- Your instructions -
Quote, exactly, the line holding "Give me the" and all lines after it to the end of the records below. Exclude pictures.

Stored data entries
· · · · · · ·

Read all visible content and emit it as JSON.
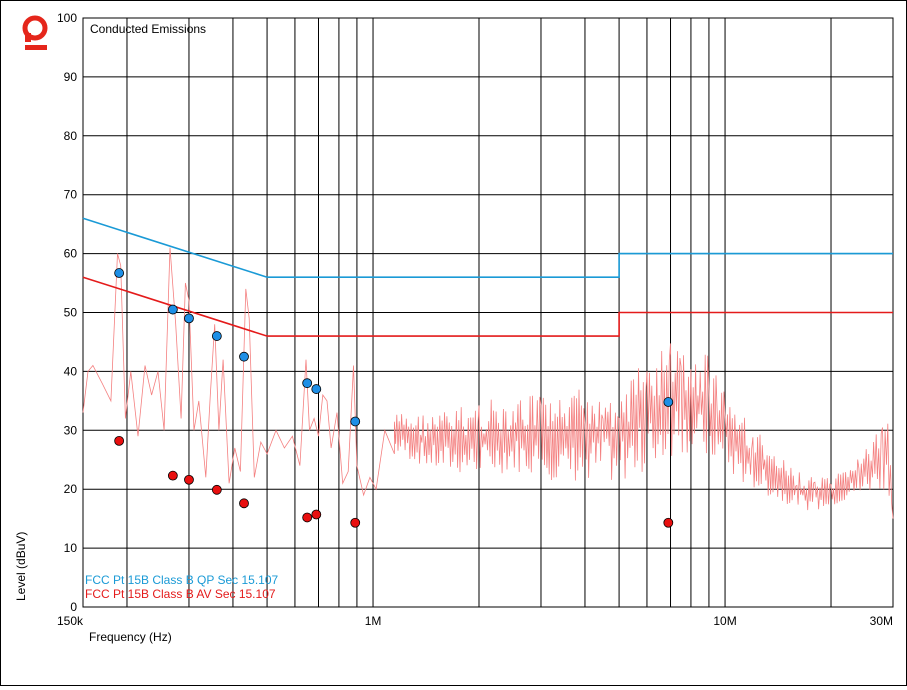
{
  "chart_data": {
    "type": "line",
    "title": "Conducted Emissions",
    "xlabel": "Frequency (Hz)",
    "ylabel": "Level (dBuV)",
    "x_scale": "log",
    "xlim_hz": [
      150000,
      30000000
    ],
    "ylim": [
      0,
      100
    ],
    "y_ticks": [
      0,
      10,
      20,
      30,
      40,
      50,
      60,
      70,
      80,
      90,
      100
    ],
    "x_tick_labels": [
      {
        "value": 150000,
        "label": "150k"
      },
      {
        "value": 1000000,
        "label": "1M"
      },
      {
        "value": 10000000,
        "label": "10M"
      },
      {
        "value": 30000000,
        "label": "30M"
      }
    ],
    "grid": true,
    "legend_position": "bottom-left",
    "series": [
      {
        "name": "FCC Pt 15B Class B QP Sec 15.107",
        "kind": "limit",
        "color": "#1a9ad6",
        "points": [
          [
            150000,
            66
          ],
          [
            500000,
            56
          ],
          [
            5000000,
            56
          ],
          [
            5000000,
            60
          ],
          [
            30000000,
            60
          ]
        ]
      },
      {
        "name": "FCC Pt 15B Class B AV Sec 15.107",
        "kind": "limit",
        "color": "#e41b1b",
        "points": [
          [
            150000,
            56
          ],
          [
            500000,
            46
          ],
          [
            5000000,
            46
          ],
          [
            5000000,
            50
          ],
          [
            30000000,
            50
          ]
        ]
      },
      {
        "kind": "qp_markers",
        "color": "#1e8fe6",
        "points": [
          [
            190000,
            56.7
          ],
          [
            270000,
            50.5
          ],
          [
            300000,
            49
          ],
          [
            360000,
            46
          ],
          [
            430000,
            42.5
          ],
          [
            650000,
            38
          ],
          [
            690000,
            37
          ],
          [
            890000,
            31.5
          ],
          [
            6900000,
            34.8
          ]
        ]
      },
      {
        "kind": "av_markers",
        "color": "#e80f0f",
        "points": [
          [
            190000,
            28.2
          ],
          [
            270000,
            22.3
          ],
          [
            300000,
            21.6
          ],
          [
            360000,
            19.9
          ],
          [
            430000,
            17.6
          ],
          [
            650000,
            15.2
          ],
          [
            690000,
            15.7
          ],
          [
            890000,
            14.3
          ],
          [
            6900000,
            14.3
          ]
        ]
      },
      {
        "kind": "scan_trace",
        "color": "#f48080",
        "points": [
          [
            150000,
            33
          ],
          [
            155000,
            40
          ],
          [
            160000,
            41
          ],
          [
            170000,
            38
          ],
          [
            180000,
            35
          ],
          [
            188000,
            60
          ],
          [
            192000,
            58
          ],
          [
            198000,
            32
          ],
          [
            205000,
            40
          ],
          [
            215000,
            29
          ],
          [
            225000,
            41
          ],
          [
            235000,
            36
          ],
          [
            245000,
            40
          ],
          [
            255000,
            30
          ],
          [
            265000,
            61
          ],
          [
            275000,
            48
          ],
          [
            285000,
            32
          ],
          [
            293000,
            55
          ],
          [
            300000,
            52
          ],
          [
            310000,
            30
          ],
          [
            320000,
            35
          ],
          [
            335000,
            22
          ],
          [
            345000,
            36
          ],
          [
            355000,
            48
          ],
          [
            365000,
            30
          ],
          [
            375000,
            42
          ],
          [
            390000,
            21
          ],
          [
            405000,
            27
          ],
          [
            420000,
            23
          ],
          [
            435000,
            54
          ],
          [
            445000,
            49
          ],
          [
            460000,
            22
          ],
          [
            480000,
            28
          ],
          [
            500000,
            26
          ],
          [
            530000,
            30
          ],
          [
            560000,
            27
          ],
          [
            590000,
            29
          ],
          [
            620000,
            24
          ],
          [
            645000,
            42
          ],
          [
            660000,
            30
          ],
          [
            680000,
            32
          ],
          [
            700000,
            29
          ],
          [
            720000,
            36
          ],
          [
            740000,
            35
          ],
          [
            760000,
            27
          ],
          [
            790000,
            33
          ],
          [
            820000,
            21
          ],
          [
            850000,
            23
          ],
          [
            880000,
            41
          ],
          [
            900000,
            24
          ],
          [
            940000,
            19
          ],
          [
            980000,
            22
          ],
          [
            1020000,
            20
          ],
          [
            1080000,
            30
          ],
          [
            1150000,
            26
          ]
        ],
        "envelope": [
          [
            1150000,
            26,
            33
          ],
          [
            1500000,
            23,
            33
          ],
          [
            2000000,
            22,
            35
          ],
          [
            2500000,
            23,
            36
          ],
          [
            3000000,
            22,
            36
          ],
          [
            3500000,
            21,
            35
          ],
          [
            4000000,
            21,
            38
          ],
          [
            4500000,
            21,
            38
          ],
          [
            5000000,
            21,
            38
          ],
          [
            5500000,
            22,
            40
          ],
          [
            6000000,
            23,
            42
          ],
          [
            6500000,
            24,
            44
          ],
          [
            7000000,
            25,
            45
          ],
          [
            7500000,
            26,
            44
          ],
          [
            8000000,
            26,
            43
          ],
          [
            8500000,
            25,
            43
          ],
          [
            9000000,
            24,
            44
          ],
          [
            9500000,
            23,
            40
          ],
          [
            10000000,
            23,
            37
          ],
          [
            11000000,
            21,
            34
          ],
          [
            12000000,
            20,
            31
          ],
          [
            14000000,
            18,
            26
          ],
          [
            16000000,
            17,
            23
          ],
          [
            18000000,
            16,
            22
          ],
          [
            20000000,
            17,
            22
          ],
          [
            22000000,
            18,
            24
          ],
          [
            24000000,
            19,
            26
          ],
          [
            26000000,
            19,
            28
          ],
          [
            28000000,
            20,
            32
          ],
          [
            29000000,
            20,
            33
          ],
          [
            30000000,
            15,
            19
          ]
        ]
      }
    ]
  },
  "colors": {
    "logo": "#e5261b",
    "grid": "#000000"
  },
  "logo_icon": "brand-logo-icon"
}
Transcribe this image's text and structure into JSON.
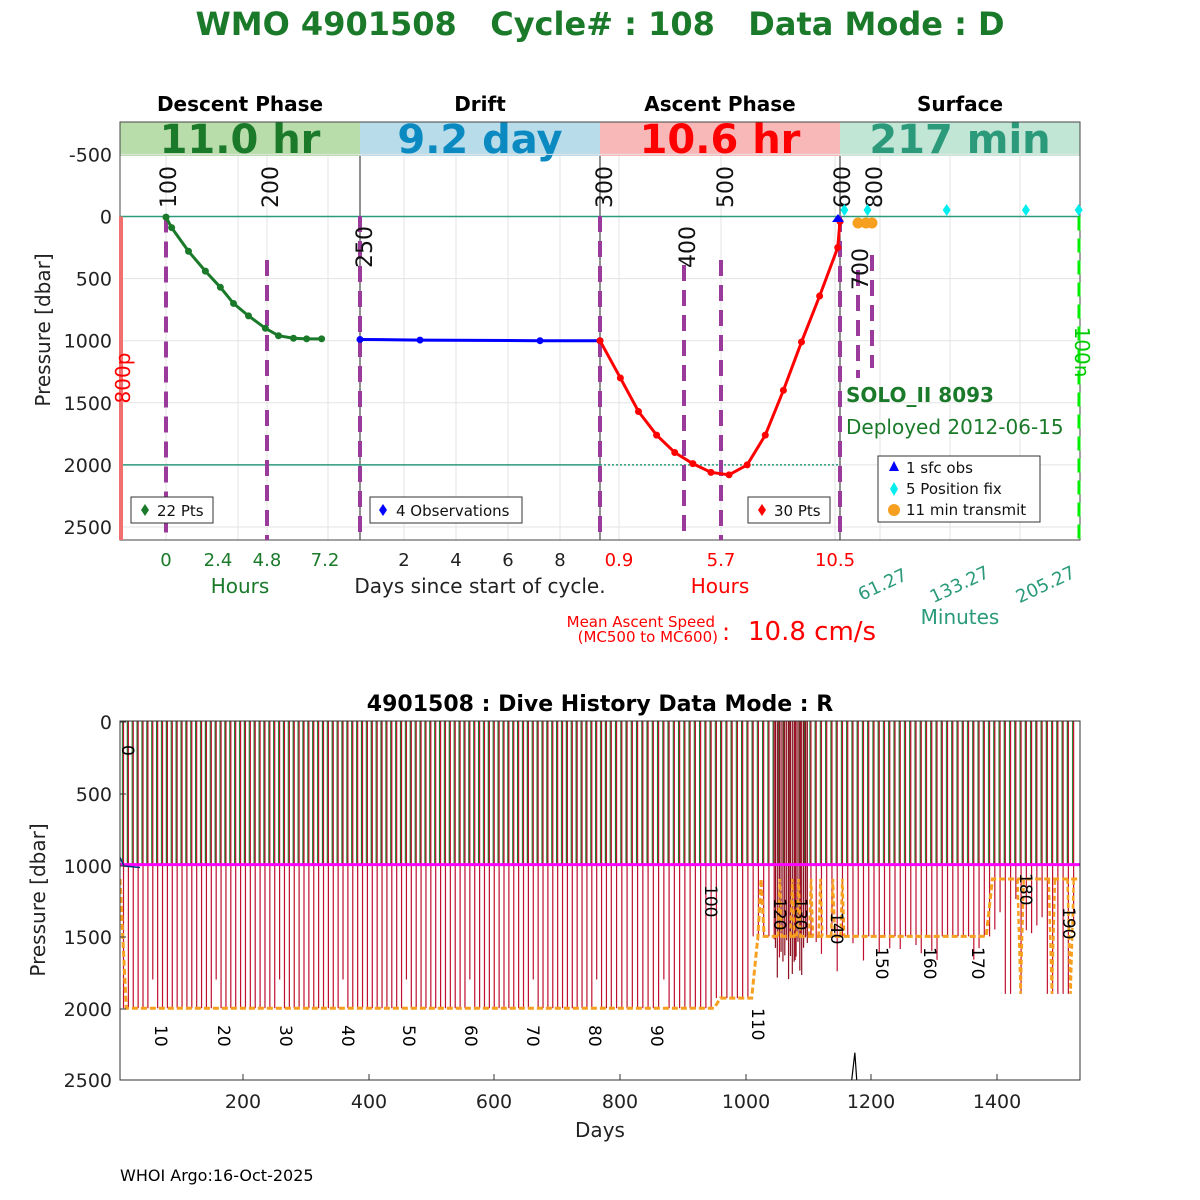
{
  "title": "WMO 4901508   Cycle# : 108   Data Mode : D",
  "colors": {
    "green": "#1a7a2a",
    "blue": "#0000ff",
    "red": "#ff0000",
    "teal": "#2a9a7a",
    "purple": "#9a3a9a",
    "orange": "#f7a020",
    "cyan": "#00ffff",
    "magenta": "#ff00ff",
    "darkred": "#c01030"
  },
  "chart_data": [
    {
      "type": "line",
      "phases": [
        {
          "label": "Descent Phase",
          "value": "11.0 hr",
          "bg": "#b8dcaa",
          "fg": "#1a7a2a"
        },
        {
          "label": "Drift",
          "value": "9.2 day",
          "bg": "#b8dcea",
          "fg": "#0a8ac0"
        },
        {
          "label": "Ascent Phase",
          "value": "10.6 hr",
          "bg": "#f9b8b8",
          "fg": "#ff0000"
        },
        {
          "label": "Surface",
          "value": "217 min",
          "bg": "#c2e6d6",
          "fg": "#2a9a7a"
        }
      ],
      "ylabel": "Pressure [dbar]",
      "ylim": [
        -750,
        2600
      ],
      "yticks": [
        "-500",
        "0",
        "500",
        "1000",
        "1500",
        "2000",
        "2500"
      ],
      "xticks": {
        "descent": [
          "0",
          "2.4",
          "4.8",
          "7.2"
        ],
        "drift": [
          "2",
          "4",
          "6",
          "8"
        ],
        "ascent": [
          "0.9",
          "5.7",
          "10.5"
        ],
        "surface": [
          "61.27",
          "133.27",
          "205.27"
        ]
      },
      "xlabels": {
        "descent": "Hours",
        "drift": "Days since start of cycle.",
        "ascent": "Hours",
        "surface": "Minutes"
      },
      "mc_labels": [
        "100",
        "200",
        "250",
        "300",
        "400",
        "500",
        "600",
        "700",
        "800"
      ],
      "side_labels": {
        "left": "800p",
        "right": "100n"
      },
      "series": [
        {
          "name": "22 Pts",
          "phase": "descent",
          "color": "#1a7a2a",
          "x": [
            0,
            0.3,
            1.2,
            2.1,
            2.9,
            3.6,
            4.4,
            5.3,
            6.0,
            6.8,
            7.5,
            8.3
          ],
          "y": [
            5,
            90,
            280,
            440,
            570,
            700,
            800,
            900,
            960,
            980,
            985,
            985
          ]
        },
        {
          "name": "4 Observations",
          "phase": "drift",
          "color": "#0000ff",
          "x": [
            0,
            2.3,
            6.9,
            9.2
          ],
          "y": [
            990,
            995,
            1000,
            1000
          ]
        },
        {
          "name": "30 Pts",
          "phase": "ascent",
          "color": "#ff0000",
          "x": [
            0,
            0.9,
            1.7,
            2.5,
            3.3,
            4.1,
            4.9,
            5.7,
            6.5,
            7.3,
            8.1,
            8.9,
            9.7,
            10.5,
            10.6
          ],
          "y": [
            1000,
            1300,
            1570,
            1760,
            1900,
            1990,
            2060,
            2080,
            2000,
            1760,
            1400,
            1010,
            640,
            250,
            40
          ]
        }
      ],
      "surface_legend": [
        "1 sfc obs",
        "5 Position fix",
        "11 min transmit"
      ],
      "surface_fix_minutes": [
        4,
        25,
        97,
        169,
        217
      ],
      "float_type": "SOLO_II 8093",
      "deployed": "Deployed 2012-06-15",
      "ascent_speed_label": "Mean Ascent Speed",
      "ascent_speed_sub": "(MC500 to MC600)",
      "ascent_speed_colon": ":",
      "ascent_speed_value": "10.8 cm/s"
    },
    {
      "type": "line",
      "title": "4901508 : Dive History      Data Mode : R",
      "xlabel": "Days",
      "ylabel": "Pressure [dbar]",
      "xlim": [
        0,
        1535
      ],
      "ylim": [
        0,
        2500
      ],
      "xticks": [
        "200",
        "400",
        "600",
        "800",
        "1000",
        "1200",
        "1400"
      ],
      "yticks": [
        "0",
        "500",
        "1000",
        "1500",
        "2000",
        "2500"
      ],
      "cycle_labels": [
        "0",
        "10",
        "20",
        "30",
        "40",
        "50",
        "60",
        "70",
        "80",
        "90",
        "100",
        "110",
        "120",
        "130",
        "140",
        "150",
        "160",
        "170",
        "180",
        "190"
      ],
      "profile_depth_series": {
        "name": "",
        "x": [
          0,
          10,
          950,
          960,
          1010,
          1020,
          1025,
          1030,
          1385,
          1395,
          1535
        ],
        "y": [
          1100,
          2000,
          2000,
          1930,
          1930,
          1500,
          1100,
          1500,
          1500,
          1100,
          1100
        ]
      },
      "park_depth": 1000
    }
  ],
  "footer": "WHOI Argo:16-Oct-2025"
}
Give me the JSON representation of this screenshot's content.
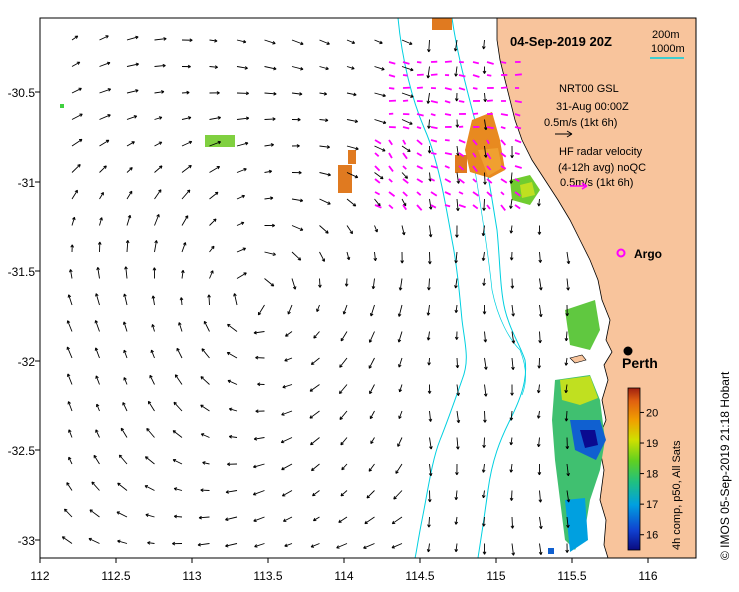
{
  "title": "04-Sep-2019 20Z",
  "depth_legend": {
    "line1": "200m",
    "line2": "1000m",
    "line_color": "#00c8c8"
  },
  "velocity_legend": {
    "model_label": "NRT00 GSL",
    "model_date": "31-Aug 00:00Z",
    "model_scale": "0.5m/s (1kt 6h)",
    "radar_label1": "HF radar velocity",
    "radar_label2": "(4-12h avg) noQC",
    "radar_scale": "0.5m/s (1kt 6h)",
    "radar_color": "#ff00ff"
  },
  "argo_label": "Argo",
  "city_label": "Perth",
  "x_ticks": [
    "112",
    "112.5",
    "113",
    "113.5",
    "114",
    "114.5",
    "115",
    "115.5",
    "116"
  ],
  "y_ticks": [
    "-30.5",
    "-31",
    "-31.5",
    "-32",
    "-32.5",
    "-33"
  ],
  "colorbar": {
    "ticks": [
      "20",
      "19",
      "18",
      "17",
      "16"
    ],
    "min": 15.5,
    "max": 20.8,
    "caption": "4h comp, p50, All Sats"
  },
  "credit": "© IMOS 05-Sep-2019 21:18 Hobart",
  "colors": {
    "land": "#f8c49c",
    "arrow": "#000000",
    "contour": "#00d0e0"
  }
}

· · · · · · ·

- Expected answer -
Give me the JSON representation of this screenshot's content.
{
  "title": "04-Sep-2019 20Z",
  "depth_legend": {
    "line1": "200m",
    "line2": "1000m",
    "line_color": "#00c8c8"
  },
  "velocity_legend": {
    "model_label": "NRT00 GSL",
    "model_date": "31-Aug 00:00Z",
    "model_scale": "0.5m/s (1kt 6h)",
    "radar_label1": "HF radar velocity",
    "radar_label2": "(4-12h avg) noQC",
    "radar_scale": "0.5m/s (1kt 6h)",
    "radar_color": "#ff00ff"
  },
  "argo_label": "Argo",
  "city_label": "Perth",
  "x_ticks": [
    "112",
    "112.5",
    "113",
    "113.5",
    "114",
    "114.5",
    "115",
    "115.5",
    "116"
  ],
  "y_ticks": [
    "-30.5",
    "-31",
    "-31.5",
    "-32",
    "-32.5",
    "-33"
  ],
  "colorbar": {
    "ticks": [
      "20",
      "19",
      "18",
      "17",
      "16"
    ],
    "min": 15.5,
    "max": 20.8,
    "caption": "4h comp, p50, All Sats"
  },
  "credit": "© IMOS 05-Sep-2019 21:18 Hobart",
  "colors": {
    "land": "#f8c49c",
    "arrow": "#000000",
    "contour": "#00d0e0"
  }
}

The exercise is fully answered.